| SHORT PROBLEM |
Extract every line of the records that contains the string "axis", matching case exactly.

| SUPPLIED DATA |
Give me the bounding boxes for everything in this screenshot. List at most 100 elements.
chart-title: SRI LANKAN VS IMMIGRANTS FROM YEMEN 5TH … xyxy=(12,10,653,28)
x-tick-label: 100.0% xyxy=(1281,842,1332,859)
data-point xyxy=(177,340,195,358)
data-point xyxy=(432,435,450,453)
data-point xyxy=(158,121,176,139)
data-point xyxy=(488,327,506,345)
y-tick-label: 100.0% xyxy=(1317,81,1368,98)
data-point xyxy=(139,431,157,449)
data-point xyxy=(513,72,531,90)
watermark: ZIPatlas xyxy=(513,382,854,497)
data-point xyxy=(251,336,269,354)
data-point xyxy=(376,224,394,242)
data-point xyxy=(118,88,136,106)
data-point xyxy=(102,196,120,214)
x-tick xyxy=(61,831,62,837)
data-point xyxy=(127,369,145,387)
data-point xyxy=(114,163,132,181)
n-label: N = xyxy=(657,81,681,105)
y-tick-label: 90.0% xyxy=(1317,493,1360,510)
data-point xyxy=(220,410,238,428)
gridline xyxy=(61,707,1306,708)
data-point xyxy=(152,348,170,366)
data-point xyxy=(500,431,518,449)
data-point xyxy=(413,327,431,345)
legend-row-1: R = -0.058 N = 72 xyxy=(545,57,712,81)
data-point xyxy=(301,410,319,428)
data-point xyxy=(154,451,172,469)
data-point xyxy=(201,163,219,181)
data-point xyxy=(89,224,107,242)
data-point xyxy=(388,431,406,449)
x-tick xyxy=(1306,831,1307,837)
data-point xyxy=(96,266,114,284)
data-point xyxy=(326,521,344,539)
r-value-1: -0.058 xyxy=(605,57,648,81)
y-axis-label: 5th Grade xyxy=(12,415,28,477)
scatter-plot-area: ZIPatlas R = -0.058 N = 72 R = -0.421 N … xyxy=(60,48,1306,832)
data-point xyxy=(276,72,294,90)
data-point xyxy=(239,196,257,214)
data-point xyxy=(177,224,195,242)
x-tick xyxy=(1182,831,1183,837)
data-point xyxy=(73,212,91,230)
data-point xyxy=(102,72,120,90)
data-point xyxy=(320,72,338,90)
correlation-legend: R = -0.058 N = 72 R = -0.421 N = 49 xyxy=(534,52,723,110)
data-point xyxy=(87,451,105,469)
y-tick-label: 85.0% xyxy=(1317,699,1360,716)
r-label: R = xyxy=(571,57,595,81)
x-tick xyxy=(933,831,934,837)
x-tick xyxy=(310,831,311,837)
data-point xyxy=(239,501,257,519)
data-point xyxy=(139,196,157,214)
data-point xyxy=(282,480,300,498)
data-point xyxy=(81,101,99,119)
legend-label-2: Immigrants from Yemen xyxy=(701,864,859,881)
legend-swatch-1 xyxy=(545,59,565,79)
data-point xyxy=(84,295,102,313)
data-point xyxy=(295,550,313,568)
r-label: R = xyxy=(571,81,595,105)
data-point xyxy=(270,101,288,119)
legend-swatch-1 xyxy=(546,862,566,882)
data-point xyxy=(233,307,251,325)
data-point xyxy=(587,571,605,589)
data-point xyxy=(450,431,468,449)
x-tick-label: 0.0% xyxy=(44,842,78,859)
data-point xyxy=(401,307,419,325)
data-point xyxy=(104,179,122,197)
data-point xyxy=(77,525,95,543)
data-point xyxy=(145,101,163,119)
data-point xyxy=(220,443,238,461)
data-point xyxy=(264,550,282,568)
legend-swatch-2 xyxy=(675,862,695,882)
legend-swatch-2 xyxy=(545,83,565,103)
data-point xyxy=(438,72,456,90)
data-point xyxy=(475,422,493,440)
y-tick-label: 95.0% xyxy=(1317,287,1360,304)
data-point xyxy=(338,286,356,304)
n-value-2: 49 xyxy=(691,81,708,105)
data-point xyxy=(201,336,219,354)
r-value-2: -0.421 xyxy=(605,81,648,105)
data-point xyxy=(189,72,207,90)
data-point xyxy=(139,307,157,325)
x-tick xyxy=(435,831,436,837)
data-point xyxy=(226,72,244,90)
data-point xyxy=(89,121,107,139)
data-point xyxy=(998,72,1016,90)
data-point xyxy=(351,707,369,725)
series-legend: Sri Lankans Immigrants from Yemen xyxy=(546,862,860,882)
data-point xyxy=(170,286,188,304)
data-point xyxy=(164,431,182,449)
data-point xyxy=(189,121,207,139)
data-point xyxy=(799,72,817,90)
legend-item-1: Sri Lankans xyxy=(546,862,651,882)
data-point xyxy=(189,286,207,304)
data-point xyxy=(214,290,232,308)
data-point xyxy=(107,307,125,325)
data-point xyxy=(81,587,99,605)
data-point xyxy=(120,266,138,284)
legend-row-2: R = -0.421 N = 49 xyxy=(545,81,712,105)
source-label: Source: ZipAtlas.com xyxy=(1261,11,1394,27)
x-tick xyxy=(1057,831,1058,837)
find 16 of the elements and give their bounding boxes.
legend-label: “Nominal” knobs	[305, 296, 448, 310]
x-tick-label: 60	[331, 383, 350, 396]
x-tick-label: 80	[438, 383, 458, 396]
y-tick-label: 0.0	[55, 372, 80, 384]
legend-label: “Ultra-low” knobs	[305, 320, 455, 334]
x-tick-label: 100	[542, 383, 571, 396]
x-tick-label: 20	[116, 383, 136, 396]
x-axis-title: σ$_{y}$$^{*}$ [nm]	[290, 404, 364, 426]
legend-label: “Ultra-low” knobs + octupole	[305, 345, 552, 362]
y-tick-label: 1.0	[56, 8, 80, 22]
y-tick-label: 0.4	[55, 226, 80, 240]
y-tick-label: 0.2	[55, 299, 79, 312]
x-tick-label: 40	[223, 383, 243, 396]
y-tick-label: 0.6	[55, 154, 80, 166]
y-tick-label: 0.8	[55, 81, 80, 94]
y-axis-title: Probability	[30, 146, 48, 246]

| FINISHED ANSWER |
y-axis-label: 5th Grade xyxy=(12,415,28,477)
x-axis-title: σ$_{y}$$^{*}$ [nm]	[290, 404, 364, 426]
y-axis-title: Probability	[30, 146, 48, 246]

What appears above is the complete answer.